**To do**
Each line containing the word "common" must be collected.

___ Data provided

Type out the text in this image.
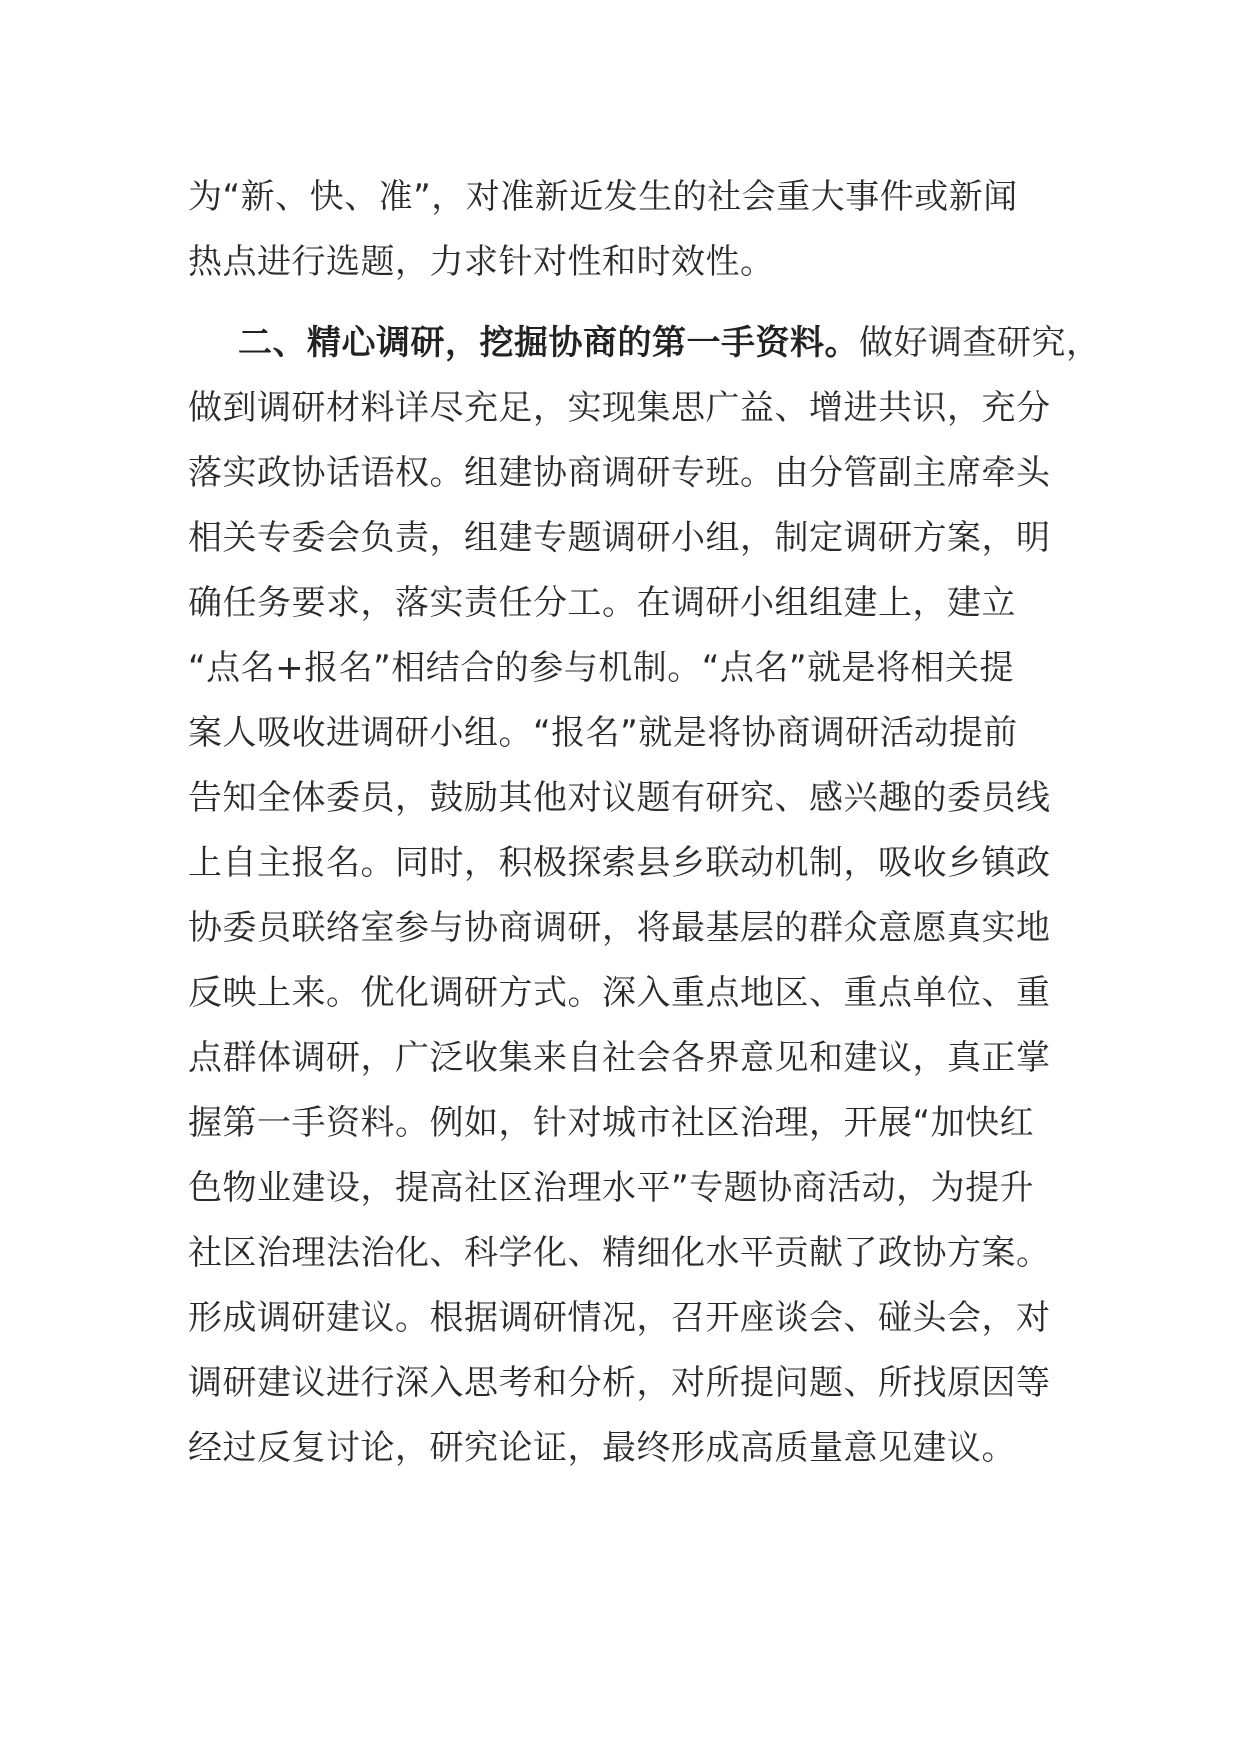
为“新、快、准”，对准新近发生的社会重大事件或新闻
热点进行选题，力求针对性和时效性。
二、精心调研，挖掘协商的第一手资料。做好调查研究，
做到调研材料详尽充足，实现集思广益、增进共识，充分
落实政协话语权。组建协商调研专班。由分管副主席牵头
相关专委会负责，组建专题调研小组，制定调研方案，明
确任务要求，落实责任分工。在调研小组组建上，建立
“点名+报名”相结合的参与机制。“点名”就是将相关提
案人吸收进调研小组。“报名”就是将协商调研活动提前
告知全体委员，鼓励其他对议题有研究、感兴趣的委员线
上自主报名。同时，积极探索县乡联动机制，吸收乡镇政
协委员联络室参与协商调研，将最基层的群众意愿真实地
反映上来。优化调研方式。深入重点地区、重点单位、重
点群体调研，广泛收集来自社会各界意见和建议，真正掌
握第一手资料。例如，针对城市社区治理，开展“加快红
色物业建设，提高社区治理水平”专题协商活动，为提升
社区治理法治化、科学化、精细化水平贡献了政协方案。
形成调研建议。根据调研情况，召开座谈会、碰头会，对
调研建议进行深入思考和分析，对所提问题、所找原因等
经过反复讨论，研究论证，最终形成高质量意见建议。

______
___ Data provided

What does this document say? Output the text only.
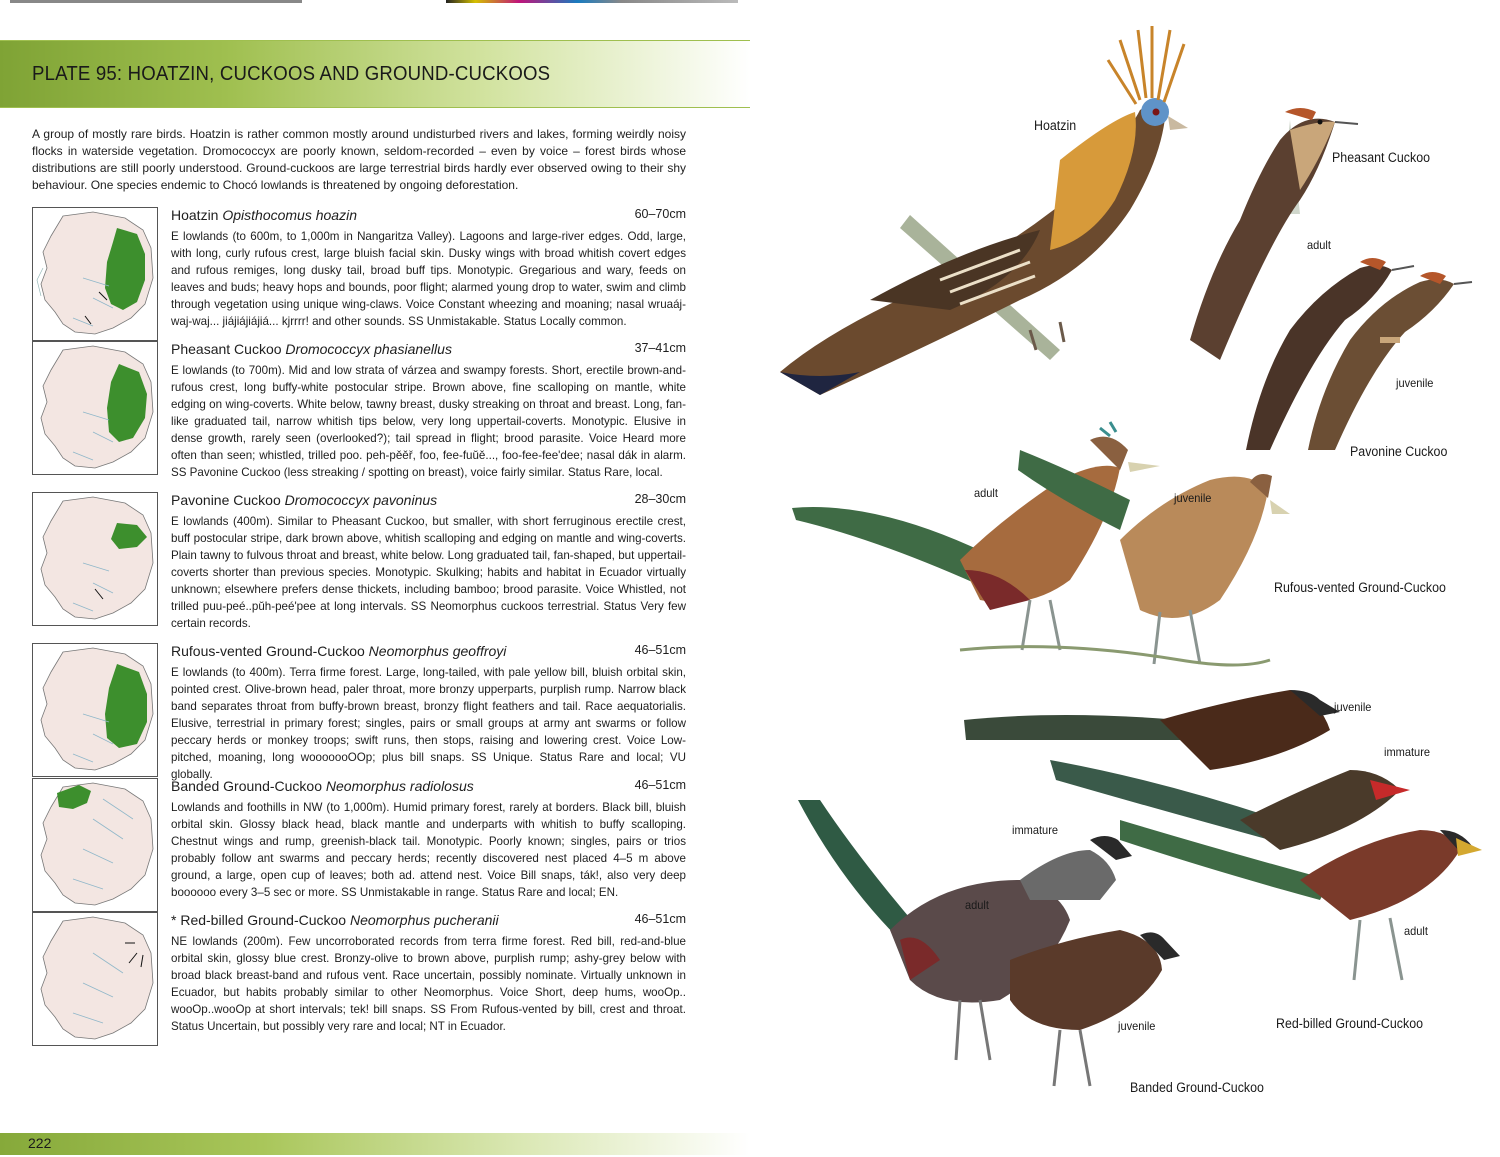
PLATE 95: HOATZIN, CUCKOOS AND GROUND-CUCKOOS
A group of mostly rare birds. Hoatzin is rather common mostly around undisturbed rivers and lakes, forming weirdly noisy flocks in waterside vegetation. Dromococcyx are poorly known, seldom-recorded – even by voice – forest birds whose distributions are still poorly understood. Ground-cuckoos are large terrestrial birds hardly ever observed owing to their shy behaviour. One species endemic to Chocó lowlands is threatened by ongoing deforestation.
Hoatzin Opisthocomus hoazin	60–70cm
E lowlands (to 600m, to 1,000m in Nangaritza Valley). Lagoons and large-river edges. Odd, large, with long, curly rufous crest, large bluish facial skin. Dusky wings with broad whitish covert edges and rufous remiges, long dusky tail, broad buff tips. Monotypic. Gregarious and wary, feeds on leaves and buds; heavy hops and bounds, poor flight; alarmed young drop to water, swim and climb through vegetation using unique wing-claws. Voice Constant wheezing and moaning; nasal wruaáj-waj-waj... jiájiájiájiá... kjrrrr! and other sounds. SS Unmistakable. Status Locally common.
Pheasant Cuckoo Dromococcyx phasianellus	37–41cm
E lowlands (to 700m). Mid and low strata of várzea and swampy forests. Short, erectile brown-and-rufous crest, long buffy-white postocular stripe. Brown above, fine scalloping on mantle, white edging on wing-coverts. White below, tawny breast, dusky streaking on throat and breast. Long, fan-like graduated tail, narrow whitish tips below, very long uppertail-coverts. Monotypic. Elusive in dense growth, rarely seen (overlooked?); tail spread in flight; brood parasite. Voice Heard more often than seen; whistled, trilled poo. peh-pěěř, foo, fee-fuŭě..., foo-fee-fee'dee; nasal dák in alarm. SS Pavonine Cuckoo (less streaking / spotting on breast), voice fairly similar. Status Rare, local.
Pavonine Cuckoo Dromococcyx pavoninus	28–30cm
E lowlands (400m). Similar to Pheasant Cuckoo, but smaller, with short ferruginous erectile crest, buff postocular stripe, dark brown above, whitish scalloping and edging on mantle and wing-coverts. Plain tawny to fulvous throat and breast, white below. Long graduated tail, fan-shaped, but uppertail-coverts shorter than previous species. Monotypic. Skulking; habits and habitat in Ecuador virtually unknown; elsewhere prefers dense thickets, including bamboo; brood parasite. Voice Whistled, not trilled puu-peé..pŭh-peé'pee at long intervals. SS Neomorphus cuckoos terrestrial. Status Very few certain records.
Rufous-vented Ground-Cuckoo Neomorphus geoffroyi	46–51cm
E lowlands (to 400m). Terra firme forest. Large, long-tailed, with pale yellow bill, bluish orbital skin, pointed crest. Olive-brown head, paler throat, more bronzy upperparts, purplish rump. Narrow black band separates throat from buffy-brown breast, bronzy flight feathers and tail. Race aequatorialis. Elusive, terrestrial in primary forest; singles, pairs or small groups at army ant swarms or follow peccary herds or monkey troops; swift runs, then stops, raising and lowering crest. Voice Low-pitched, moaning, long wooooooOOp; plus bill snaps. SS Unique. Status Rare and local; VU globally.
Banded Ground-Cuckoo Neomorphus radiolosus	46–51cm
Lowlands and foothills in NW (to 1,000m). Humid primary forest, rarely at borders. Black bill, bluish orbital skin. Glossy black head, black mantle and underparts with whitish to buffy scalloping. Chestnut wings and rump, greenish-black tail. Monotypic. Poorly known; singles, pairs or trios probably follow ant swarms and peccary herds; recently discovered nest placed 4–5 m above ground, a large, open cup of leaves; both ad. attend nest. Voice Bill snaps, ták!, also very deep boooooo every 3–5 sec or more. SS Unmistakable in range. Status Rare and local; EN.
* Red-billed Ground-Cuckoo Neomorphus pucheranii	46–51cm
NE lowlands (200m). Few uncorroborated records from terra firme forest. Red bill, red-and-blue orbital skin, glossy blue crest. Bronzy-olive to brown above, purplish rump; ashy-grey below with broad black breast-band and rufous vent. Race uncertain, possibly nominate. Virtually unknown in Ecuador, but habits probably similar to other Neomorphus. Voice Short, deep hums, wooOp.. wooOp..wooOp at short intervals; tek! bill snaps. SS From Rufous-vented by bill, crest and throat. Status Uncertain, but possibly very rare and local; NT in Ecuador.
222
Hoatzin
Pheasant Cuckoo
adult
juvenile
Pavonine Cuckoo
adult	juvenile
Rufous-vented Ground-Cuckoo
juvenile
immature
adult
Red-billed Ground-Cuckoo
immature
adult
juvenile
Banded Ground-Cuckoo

______
___ Data provided

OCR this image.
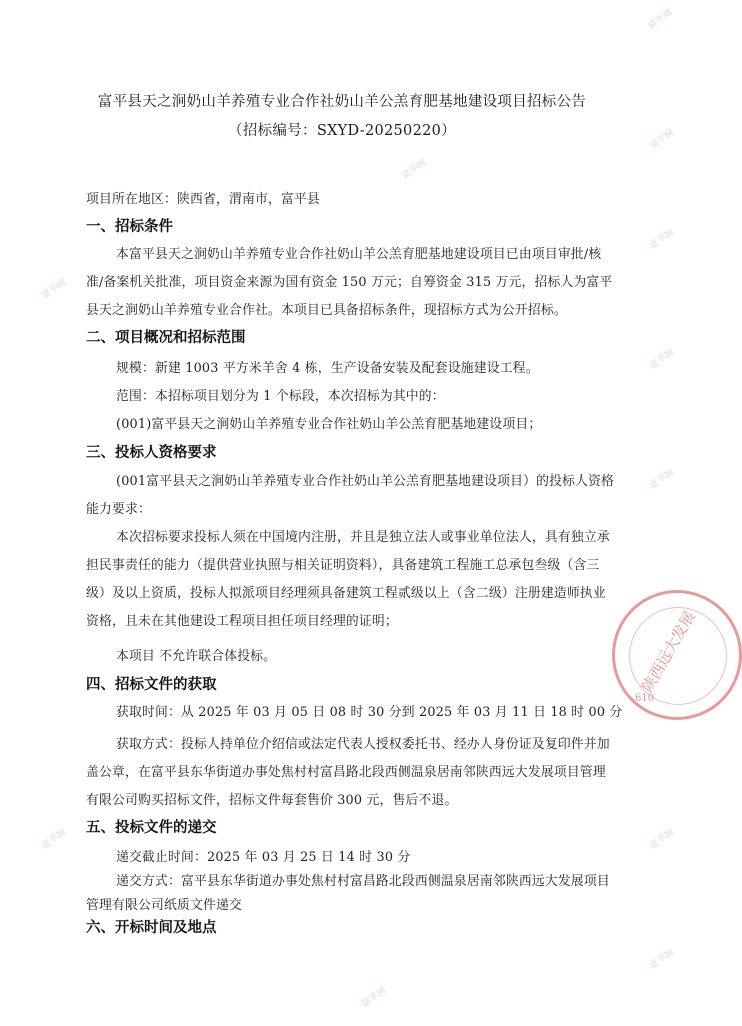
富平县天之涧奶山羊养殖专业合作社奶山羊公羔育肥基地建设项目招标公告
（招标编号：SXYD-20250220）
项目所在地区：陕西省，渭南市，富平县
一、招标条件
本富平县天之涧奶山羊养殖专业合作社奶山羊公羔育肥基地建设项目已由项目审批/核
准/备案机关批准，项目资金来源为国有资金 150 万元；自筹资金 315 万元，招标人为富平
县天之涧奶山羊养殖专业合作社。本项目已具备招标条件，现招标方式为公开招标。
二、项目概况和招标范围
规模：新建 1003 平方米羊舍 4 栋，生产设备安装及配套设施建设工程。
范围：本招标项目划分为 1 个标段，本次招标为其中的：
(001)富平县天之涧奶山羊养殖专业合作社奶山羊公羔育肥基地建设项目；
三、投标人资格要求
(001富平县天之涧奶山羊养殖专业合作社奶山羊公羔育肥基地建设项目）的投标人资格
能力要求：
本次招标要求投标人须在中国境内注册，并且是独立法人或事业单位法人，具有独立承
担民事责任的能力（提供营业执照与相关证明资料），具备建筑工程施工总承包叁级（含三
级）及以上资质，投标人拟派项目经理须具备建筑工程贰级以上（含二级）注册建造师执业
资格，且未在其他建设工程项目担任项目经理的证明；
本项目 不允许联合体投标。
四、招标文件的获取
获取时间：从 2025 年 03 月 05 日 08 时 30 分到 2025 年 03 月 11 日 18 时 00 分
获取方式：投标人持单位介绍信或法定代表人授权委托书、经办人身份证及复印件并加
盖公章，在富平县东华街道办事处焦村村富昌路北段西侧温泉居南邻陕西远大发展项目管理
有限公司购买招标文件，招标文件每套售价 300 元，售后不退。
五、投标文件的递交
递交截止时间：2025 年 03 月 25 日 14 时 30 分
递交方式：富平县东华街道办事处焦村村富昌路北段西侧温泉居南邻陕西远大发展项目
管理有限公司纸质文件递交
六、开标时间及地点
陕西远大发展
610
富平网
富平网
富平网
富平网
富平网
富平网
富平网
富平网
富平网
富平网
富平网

______

**Answer to this exercise**
A group of mostly rare birds. Hoatzin is rather common mostly around undisturbed rivers and lakes, forming weirdly noisy flocks in waterside vegetation. Dromococcyx are poorly known, seldom-recorded – even by voice – forest birds whose distributions are still poorly understood. Ground-cuckoos are large terrestrial birds hardly ever observed owing to their shy behaviour. One species endemic to Chocó lowlands is threatened by ongoing deforestation.
E lowlands (to 600m, to 1,000m in Nangaritza Valley). Lagoons and large-river edges. Odd, large, with long, curly rufous crest, large bluish facial skin. Dusky wings with broad whitish covert edges and rufous remiges, long dusky tail, broad buff tips. Monotypic. Gregarious and wary, feeds on leaves and buds; heavy hops and bounds, poor flight; alarmed young drop to water, swim and climb through vegetation using unique wing-claws. Voice Constant wheezing and moaning; nasal wruaáj-waj-waj... jiájiájiájiá... kjrrrr! and other sounds. SS Unmistakable. Status Locally common.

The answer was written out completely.